> _REQUIRED TASK_: Repeat the data verbatim.

> _GIVEN RECORDS_:
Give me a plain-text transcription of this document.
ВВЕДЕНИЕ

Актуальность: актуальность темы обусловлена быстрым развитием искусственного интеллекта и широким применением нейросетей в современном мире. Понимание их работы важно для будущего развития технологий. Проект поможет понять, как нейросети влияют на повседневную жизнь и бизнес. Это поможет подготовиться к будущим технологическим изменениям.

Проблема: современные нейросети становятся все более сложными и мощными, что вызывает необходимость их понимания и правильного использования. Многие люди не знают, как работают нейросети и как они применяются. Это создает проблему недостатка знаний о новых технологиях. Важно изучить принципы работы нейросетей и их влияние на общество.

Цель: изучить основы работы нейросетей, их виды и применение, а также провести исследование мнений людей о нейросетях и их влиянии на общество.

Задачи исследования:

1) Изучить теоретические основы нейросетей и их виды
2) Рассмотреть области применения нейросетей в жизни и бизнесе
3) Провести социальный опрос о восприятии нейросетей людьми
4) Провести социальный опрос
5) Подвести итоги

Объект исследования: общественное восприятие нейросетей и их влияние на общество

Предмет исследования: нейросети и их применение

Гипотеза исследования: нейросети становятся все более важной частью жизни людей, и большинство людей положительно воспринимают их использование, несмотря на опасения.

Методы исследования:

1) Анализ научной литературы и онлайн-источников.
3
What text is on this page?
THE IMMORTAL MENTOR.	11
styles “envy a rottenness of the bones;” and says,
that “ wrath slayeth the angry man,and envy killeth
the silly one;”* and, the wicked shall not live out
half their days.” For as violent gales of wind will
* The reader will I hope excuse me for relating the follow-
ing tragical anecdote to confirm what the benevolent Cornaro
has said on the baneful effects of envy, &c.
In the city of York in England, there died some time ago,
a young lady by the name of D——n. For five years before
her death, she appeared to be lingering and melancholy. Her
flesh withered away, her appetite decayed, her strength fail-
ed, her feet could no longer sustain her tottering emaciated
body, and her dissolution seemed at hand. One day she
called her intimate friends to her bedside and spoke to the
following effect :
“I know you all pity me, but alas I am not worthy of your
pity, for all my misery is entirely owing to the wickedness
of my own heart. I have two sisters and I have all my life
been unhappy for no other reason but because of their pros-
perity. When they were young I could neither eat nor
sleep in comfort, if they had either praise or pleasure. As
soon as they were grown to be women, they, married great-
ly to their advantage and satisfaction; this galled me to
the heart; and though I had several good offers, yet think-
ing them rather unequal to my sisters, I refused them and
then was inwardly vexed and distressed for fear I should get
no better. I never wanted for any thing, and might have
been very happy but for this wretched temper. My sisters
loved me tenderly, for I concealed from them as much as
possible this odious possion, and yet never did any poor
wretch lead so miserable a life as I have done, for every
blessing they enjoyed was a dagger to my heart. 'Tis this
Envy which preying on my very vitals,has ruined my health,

> _CORRECT RESPONSE_:
Give me a plain-text transcription of this document.
ВВЕДЕНИЕ

Актуальность: актуальность темы обусловлена быстрым развитием искусственного интеллекта и широким применением нейросетей в современном мире. Понимание их работы важно для будущего развития технологий. Проект поможет понять, как нейросети влияют на повседневную жизнь и бизнес. Это поможет подготовиться к будущим технологическим изменениям.

Проблема: современные нейросети становятся все более сложными и мощными, что вызывает необходимость их понимания и правильного использования. Многие люди не знают, как работают нейросети и как они применяются. Это создает проблему недостатка знаний о новых технологиях. Важно изучить принципы работы нейросетей и их влияние на общество.

Цель: изучить основы работы нейросетей, их виды и применение, а также провести исследование мнений людей о нейросетях и их влиянии на общество.

Задачи исследования:

1) Изучить теоретические основы нейросетей и их виды
2) Рассмотреть области применения нейросетей в жизни и бизнесе
3) Провести социальный опрос о восприятии нейросетей людьми
4) Провести социальный опрос
5) Подвести итоги

Объект исследования: общественное восприятие нейросетей и их влияние на общество

Предмет исследования: нейросети и их применение

Гипотеза исследования: нейросети становятся все более важной частью жизни людей, и большинство людей положительно воспринимают их использование, несмотря на опасения.

Методы исследования:

1) Анализ научной литературы и онлайн-источников.
3
What text is on this page?
THE IMMORTAL MENTOR.	11
styles “envy a rottenness of the bones;” and says,
that “ wrath slayeth the angry man,and envy killeth
the silly one;”* and, the wicked shall not live out
half their days.” For as violent gales of wind will
* The reader will I hope excuse me for relating the follow-
ing tragical anecdote to confirm what the benevolent Cornaro
has said on the baneful effects of envy, &c.
In the city of York in England, there died some time ago,
a young lady by the name of D——n. For five years before
her death, she appeared to be lingering and melancholy. Her
flesh withered away, her appetite decayed, her strength fail-
ed, her feet could no longer sustain her tottering emaciated
body, and her dissolution seemed at hand. One day she
called her intimate friends to her bedside and spoke to the
following effect :
“I know you all pity me, but alas I am not worthy of your
pity, for all my misery is entirely owing to the wickedness
of my own heart. I have two sisters and I have all my life
been unhappy for no other reason but because of their pros-
perity. When they were young I could neither eat nor
sleep in comfort, if they had either praise or pleasure. As
soon as they were grown to be women, they, married great-
ly to their advantage and satisfaction; this galled me to
the heart; and though I had several good offers, yet think-
ing them rather unequal to my sisters, I refused them and
then was inwardly vexed and distressed for fear I should get
no better. I never wanted for any thing, and might have
been very happy but for this wretched temper. My sisters
loved me tenderly, for I concealed from them as much as
possible this odious possion, and yet never did any poor
wretch lead so miserable a life as I have done, for every
blessing they enjoyed was a dagger to my heart. 'Tis this
Envy which preying on my very vitals,has ruined my health,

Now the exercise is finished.